● **DOCUMENT SEGMENT**:

My 1983 ford truck was parked in front of my house and hit by a dollar general 18 wheeler. Big rigs are not allowed in the neighborhood. He said his gps said it was okay. He broke a massive limb from our centurian oak tree and drug it down the side of my truck. No lawyer would touch it because no one was injured. The company kept repeating that they would not buy new parts for an 83 ford truck. I told them that they sure don't mind going out of there way to hit them though.

I wound up buying another truck and put there small offering into some tires for the new to me truck.


----------



## Jedidub (Oct 6, 2010)

None of this would've happened if, Dr. Pepper hit your wife.


----------



## 02SilverSport (Jun 2, 2012)

smpeck said:


> It's not the make/model that attracts collisions... it's the cell phone usage and text messaging by distracted drivers causing the collisions!!!



















I get a lawyer to subpoena the cell phone records for that driver. 

Sent from my iPad using Tapatalk HD


----------



## the beet (May 5, 2012)

bogar said:


> Signed a contract. What I am also finding out from friends and relatives, it is common practice here for lawyers to not get involved with property damage.
> 
> My 1983 ford truck was parked in front of my house and hit by a dollar general 18 wheeler. Big rigs are not allowed in the neighborhood. He said his gps said it was okay. He broke a massive limb from our centurian oak tree and drug it down the side of my truck. No lawyer would touch it because no one was injured. The company kept repeating that they would not buy new parts for an 83 ford truck. I told them that they sure don't mind going out of there way to hit them though.
> 
> I wound up buying another truck and put there small offering into some tires for the new to me truck.


Either way, then your auto insurance should take care of you and sue Coke for the repair costs. 

Remember those commercials about cut-rate insurance? This is how you know you purchased from the right guys. My insurance would take care of me, use only the OEM specified parts and the work is guaranteed to meet my satisfaction for life. (Guess who I have)


----------



## bogar (Mar 24, 2013)

the beet said:


> Either way, then your auto insurance should take care of you and sue Coke for the repair costs.
> 
> Remember those commercials about cut-rate insurance? This is how you know you purchased from the right guys. My insurance would take care of me, use only the OEM specified parts and the work is guaranteed to meet my satisfaction for life. (Guess who I have)


i have state farm. Both times they told me they advise getting a lawyer.


----------



## the beet (May 5, 2012)

bogar said:


> i have state farm. Both times they told me they advise getting a lawyer.


I do not have State Farm, but I used to and I know they are one of the top insurance companies. Won't they help you out with this? Just explain that the lawyer you obtained is not willing to assist with the vehicle damage.

● **REQUIRED TASK A**:
In the records, from the line with "Enumerate the UI" up to and including the line with "data-point <box>191 319 201 329</box>", replace "data-point" with "marker" and give those lines again with nothing else changed.

● **INPUT MATERIAL**:

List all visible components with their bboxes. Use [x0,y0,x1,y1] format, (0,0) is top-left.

--

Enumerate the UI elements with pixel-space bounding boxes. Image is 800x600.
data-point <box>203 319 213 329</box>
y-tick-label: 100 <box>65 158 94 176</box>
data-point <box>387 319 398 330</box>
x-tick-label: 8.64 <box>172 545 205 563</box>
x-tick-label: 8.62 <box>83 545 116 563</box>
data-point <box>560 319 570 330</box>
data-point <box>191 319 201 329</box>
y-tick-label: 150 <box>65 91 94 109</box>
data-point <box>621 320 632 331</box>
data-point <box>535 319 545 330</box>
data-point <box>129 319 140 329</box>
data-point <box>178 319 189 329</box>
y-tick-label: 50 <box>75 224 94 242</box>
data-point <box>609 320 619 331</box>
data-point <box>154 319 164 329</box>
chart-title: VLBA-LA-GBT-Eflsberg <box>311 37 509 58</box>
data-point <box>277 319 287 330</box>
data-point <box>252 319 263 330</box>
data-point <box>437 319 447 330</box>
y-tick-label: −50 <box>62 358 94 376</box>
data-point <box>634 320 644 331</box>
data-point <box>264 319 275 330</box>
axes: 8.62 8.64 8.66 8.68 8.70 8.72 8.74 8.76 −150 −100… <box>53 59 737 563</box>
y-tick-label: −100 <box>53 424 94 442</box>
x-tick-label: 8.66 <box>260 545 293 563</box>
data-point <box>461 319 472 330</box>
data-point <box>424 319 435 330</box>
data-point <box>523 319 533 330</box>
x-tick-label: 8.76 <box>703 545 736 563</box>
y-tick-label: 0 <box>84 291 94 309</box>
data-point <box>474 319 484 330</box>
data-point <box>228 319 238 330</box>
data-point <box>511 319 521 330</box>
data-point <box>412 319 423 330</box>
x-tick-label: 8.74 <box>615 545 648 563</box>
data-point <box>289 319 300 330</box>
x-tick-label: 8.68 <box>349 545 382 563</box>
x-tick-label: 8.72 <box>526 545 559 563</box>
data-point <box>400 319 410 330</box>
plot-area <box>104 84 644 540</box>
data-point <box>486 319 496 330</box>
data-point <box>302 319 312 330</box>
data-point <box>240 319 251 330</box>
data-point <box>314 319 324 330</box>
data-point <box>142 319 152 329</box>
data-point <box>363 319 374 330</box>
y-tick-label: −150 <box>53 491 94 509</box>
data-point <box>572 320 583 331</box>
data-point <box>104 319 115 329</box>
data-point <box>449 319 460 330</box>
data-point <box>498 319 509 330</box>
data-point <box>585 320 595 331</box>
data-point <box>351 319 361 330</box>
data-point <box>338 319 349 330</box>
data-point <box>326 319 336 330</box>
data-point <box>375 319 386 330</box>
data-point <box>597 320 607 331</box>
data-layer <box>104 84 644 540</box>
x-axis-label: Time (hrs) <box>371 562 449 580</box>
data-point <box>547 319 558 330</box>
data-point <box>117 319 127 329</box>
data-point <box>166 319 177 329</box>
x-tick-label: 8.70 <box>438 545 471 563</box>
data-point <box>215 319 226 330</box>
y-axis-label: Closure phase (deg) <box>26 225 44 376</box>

* * *

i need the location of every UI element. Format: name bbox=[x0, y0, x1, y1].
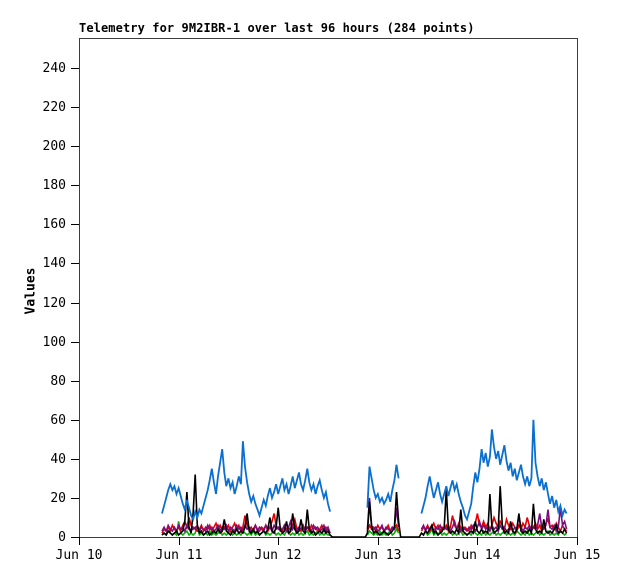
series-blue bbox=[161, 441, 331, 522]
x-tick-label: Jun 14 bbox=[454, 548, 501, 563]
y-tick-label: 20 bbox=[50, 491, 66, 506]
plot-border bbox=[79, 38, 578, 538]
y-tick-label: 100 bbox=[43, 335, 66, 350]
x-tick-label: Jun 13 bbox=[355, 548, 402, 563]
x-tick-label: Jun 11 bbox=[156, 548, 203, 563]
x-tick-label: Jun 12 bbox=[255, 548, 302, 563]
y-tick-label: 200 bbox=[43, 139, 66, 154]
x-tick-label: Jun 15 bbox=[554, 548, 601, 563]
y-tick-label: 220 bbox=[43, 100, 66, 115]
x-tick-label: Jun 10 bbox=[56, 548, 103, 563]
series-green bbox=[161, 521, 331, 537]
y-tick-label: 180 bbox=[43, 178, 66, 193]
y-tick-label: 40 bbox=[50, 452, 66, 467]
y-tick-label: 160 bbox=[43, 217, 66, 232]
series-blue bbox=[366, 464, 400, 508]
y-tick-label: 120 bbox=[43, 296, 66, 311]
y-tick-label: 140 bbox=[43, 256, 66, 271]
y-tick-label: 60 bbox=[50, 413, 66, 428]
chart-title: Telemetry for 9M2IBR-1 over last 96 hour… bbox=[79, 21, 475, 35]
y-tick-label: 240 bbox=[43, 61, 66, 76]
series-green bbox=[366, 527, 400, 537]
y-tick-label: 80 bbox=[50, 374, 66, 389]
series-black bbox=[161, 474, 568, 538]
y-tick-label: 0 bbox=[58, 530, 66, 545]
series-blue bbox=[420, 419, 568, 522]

● **REQUIRED TASK B**:
Turn the paragraph of the truck accident thread that starts "I do not have State Farm" into a short bulleted list that keeps its main points.

● **REPLY A**:
Enumerate the UI elements with pixel-space bounding boxes. Image is 800x600.
marker <box>203 319 213 329</box>
y-tick-label: 100 <box>65 158 94 176</box>
marker <box>387 319 398 330</box>
x-tick-label: 8.64 <box>172 545 205 563</box>
x-tick-label: 8.62 <box>83 545 116 563</box>
marker <box>560 319 570 330</box>
marker <box>191 319 201 329</box>

● **REPLY B**:
- The writer used to have State Farm but no longer does.
- The writer knows State Farm is one of the top insurance companies.
- The writer asks whether State Farm will help.
- The writer suggests explaining that the lawyer who was obtained is not willing to assist with the vehicle damage.